Short problem
Every entry needs to be reproduced exactly.

Raw records

# # # #

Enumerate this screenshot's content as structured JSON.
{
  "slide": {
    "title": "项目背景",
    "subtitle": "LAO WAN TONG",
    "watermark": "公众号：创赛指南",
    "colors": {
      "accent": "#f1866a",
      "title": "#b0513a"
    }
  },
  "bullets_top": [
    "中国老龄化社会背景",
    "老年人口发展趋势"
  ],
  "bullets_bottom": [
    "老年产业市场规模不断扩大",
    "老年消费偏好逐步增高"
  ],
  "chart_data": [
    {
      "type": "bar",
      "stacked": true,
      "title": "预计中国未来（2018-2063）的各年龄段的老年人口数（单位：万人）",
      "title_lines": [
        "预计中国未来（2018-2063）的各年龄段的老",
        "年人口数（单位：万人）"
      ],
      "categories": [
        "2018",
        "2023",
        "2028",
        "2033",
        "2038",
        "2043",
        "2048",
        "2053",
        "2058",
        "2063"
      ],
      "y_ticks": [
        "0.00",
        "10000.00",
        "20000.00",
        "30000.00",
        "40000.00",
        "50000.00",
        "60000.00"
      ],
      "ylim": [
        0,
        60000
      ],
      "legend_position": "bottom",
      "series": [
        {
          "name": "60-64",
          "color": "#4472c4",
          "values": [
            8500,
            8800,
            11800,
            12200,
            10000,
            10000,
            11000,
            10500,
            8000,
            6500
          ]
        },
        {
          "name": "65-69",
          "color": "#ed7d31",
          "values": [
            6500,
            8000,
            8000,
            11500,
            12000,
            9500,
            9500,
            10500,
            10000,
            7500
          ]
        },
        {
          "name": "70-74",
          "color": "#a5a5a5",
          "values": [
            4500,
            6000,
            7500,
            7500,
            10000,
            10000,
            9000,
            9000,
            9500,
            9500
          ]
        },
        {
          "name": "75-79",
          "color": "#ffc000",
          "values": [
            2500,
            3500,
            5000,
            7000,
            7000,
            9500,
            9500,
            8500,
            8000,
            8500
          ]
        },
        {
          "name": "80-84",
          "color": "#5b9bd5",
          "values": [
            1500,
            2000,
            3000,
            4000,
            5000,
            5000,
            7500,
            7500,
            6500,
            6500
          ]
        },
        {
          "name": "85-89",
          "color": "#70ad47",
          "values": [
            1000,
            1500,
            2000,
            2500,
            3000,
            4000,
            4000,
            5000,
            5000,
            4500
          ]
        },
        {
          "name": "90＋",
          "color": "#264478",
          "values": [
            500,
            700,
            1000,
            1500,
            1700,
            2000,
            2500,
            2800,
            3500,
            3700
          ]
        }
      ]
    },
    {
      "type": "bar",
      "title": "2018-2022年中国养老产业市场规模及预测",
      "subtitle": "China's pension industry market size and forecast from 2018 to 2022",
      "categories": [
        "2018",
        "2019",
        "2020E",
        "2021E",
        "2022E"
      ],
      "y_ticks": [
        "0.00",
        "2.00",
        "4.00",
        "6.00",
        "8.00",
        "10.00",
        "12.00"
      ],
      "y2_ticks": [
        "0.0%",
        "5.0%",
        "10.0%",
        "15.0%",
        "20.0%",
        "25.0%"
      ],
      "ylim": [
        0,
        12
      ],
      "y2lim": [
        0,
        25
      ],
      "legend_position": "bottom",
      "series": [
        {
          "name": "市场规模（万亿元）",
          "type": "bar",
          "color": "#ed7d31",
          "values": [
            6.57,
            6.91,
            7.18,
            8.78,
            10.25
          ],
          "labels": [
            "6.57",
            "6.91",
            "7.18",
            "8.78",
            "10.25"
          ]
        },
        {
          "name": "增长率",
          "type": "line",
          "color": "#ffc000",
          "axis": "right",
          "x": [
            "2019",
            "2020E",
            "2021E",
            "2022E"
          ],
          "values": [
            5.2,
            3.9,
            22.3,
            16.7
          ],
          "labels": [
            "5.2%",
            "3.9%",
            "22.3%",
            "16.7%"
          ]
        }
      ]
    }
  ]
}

# # # #

The answer
Enumerate this screenshot's content as structured JSON.
{
  "slide": {
    "title": "项目背景",
    "subtitle": "LAO WAN TONG",
    "watermark": "公众号：创赛指南",
    "colors": {
      "accent": "#f1866a",
      "title": "#b0513a"
    }
  },
  "bullets_top": [
    "中国老龄化社会背景",
    "老年人口发展趋势"
  ],
  "bullets_bottom": [
    "老年产业市场规模不断扩大",
    "老年消费偏好逐步增高"
  ],
  "chart_data": [
    {
      "type": "bar",
      "stacked": true,
      "title": "预计中国未来（2018-2063）的各年龄段的老年人口数（单位：万人）",
      "title_lines": [
        "预计中国未来（2018-2063）的各年龄段的老",
        "年人口数（单位：万人）"
      ],
      "categories": [
        "2018",
        "2023",
        "2028",
        "2033",
        "2038",
        "2043",
        "2048",
        "2053",
        "2058",
        "2063"
      ],
      "y_ticks": [
        "0.00",
        "10000.00",
        "20000.00",
        "30000.00",
        "40000.00",
        "50000.00",
        "60000.00"
      ],
      "ylim": [
        0,
        60000
      ],
      "legend_position": "bottom",
      "series": [
        {
          "name": "60-64",
          "color": "#4472c4",
          "values": [
            8500,
            8800,
            11800,
            12200,
            10000,
            10000,
            11000,
            10500,
            8000,
            6500
          ]
        },
        {
          "name": "65-69",
          "color": "#ed7d31",
          "values": [
            6500,
            8000,
            8000,
            11500,
            12000,
            9500,
            9500,
            10500,
            10000,
            7500
          ]
        },
        {
          "name": "70-74",
          "color": "#a5a5a5",
          "values": [
            4500,
            6000,
            7500,
            7500,
            10000,
            10000,
            9000,
            9000,
            9500,
            9500
          ]
        },
        {
          "name": "75-79",
          "color": "#ffc000",
          "values": [
            2500,
            3500,
            5000,
            7000,
            7000,
            9500,
            9500,
            8500,
            8000,
            8500
          ]
        },
        {
          "name": "80-84",
          "color": "#5b9bd5",
          "values": [
            1500,
            2000,
            3000,
            4000,
            5000,
            5000,
            7500,
            7500,
            6500,
            6500
          ]
        },
        {
          "name": "85-89",
          "color": "#70ad47",
          "values": [
            1000,
            1500,
            2000,
            2500,
            3000,
            4000,
            4000,
            5000,
            5000,
            4500
          ]
        },
        {
          "name": "90＋",
          "color": "#264478",
          "values": [
            500,
            700,
            1000,
            1500,
            1700,
            2000,
            2500,
            2800,
            3500,
            3700
          ]
        }
      ]
    },
    {
      "type": "bar",
      "title": "2018-2022年中国养老产业市场规模及预测",
      "subtitle": "China's pension industry market size and forecast from 2018 to 2022",
      "categories": [
        "2018",
        "2019",
        "2020E",
        "2021E",
        "2022E"
      ],
      "y_ticks": [
        "0.00",
        "2.00",
        "4.00",
        "6.00",
        "8.00",
        "10.00",
        "12.00"
      ],
      "y2_ticks": [
        "0.0%",
        "5.0%",
        "10.0%",
        "15.0%",
        "20.0%",
        "25.0%"
      ],
      "ylim": [
        0,
        12
      ],
      "y2lim": [
        0,
        25
      ],
      "legend_position": "bottom",
      "series": [
        {
          "name": "市场规模（万亿元）",
          "type": "bar",
          "color": "#ed7d31",
          "values": [
            6.57,
            6.91,
            7.18,
            8.78,
            10.25
          ],
          "labels": [
            "6.57",
            "6.91",
            "7.18",
            "8.78",
            "10.25"
          ]
        },
        {
          "name": "增长率",
          "type": "line",
          "color": "#ffc000",
          "axis": "right",
          "x": [
            "2019",
            "2020E",
            "2021E",
            "2022E"
          ],
          "values": [
            5.2,
            3.9,
            22.3,
            16.7
          ],
          "labels": [
            "5.2%",
            "3.9%",
            "22.3%",
            "16.7%"
          ]
        }
      ]
    }
  ]
}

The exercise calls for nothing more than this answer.